+++ Source records

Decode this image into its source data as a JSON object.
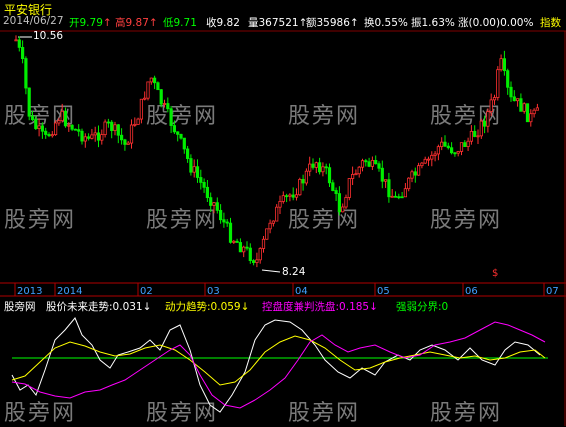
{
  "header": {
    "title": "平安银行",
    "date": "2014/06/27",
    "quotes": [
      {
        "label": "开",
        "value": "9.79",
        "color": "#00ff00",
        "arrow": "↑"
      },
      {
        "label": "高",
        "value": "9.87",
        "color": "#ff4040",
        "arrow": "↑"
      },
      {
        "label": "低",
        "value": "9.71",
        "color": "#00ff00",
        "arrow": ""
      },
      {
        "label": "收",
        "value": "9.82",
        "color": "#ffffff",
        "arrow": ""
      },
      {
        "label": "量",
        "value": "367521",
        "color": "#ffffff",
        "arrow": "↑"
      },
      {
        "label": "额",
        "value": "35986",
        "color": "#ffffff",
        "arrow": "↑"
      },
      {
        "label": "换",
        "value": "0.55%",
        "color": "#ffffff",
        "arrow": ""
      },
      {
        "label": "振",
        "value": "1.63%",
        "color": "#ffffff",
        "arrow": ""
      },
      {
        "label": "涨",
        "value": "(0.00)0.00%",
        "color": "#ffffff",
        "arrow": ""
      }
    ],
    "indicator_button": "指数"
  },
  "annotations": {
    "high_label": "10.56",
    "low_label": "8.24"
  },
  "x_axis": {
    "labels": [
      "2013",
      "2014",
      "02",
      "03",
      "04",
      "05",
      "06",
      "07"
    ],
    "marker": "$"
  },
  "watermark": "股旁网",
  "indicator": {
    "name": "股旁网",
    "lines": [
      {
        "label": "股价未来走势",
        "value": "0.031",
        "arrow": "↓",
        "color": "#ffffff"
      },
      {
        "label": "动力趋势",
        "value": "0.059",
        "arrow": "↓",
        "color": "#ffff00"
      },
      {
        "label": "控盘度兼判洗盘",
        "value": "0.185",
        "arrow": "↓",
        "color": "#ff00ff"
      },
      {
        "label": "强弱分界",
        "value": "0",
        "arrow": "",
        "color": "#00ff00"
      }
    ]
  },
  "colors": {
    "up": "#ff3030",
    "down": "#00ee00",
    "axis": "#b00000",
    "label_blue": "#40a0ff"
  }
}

++++++

§ **Problem requirements**
Above are records with pictures; repeat the records exactly and leave the pictures out.

§ **Full answer**
Decode this image into its source data as a JSON object.
{
  "header": {
    "title": "平安银行",
    "date": "2014/06/27",
    "quotes": [
      {
        "label": "开",
        "value": "9.79",
        "color": "#00ff00",
        "arrow": "↑"
      },
      {
        "label": "高",
        "value": "9.87",
        "color": "#ff4040",
        "arrow": "↑"
      },
      {
        "label": "低",
        "value": "9.71",
        "color": "#00ff00",
        "arrow": ""
      },
      {
        "label": "收",
        "value": "9.82",
        "color": "#ffffff",
        "arrow": ""
      },
      {
        "label": "量",
        "value": "367521",
        "color": "#ffffff",
        "arrow": "↑"
      },
      {
        "label": "额",
        "value": "35986",
        "color": "#ffffff",
        "arrow": "↑"
      },
      {
        "label": "换",
        "value": "0.55%",
        "color": "#ffffff",
        "arrow": ""
      },
      {
        "label": "振",
        "value": "1.63%",
        "color": "#ffffff",
        "arrow": ""
      },
      {
        "label": "涨",
        "value": "(0.00)0.00%",
        "color": "#ffffff",
        "arrow": ""
      }
    ],
    "indicator_button": "指数"
  },
  "annotations": {
    "high_label": "10.56",
    "low_label": "8.24"
  },
  "x_axis": {
    "labels": [
      "2013",
      "2014",
      "02",
      "03",
      "04",
      "05",
      "06",
      "07"
    ],
    "marker": "$"
  },
  "watermark": "股旁网",
  "indicator": {
    "name": "股旁网",
    "lines": [
      {
        "label": "股价未来走势",
        "value": "0.031",
        "arrow": "↓",
        "color": "#ffffff"
      },
      {
        "label": "动力趋势",
        "value": "0.059",
        "arrow": "↓",
        "color": "#ffff00"
      },
      {
        "label": "控盘度兼判洗盘",
        "value": "0.185",
        "arrow": "↓",
        "color": "#ff00ff"
      },
      {
        "label": "强弱分界",
        "value": "0",
        "arrow": "",
        "color": "#00ff00"
      }
    ]
  },
  "colors": {
    "up": "#ff3030",
    "down": "#00ee00",
    "axis": "#b00000",
    "label_blue": "#40a0ff"
  }
}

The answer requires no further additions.